**SUPPLIED PASSAGE**.
----

Her fear of dying in childbirth was not unfounded. In 1997, Mississipi had one of the highest maternal mortality rates in the country, and the state continues to be one of the most dangerous for mothers giving birth.

Experts who study demographics and public health say forcing people to carry unwanted pregnancies will cause an increase in the U.S. maternal mortality rate — already the highest of any developed nation, according the the CDC.

“It’s estimated that US maternal deaths will increase by 24%,” Farrell says. “For Black women, deaths could rise by as much as 39%.” 


Laurie Bertram Roberts
When Laurie Bertram Roberts was denied an abortion, she was facing her third C-section in five years.Courtesy Laurie Bertram Roberts

After she was denied an abortion, Roberts says she was thrown into a "mental health crisis," living two lives — she was doing what a pregnant person is "supposed to do" to ensure a fetus is healthy, while hoping and sometimes trying to end her pregnancy on her own.

“I had this dual reality that I was living in, where was going to my prenatal appointments but I was also throwing myself down the stairs, ” Roberts said. "I rode a bunch of rides at the fair that you can’t ride if you’re pregnant ... it didn’t do anything.”

Roberts says she had been “anti-choice my whole life,” so being denied abortion care was a shock.

“I prayed and cried and prayed and cried (in order) to be OK with my decision,” she says. “Getting the money together ... only to be told that my last hope for making the best choice for my family was gone? I was so worried for my kids.”

‘I don’t have a flowery story for you’

Before Roberts found out she was pregnant, she had obtained her GED and started taking college courses. She had a plan for her life.

As her pregnancy progressed, she dropped out of school in order to look for jobs to support her two children.

Then, at seven months, she was put on bedrest and could no longer work.

Behind on bills, she ended up homeless and lived out of a hotel room for over a year.

----

**INFORMATION PROVIDED**.
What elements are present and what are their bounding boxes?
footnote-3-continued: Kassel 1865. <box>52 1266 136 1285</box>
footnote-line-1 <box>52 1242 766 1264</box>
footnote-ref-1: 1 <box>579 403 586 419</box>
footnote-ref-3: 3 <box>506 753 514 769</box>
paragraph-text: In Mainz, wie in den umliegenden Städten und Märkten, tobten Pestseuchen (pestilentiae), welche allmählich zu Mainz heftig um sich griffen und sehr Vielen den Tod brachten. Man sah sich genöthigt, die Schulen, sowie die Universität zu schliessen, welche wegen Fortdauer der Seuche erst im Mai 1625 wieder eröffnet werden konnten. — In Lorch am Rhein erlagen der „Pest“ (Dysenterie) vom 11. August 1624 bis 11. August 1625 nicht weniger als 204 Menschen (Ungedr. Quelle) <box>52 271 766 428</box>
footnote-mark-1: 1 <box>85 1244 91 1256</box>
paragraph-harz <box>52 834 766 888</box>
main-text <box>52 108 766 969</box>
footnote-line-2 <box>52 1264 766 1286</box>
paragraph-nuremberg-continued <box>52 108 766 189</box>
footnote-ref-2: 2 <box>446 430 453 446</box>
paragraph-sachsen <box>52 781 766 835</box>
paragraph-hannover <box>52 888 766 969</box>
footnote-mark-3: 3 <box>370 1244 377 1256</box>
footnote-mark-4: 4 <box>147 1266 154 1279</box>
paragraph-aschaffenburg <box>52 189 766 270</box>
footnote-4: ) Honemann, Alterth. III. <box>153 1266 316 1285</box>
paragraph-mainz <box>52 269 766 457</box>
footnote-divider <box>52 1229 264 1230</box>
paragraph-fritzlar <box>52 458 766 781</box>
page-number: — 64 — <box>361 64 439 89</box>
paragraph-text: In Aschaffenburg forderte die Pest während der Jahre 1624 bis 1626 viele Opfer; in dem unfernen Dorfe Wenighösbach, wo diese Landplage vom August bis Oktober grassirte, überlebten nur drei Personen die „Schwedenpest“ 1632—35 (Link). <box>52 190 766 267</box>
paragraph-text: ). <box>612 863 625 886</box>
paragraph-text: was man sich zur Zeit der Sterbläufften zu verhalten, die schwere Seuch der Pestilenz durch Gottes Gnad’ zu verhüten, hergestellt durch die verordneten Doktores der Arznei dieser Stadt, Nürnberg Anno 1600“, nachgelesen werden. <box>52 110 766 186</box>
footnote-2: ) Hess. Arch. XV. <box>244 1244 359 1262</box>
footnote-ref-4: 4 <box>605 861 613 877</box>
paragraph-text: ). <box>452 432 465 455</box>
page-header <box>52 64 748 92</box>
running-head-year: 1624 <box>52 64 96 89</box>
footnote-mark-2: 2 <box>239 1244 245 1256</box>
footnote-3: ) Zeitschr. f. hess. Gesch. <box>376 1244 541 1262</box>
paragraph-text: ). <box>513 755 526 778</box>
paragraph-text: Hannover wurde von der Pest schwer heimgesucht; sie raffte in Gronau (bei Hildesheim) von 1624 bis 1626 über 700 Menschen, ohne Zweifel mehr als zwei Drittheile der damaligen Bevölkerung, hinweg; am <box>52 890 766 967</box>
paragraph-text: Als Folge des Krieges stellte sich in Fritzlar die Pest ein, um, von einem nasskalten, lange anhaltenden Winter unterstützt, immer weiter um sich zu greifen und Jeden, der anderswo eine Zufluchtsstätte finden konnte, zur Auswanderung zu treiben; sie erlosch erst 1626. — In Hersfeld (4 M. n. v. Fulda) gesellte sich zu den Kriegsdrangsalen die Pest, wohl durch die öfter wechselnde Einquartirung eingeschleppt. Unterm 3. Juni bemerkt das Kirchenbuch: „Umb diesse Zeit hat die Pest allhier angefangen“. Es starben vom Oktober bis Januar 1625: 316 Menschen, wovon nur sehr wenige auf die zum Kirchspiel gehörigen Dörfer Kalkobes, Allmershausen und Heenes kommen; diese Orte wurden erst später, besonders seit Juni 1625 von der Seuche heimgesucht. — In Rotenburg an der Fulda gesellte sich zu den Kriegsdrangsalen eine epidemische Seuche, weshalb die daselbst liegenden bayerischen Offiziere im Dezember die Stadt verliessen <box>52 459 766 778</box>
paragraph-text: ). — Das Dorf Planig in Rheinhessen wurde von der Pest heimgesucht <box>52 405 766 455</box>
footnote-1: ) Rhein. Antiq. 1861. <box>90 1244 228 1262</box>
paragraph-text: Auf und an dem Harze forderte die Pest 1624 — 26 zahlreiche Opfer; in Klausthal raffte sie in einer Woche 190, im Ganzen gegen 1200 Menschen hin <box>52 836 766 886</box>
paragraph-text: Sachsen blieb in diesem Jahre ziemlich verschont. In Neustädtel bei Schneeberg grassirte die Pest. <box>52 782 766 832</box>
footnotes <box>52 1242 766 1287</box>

----

**DIRECTIONS**.
Translate this sentence from the passage on Laurie Bertram Roberts into Spanish: "Behind on bills, she ended up homeless and lived out of a hotel room for over a year." The rows are separate material and have no connection to the passage above.

**TASK OUTPUT**.
Atrasada con las facturas, terminó sin hogar y vivió en una habitación de hotel durante más de un año.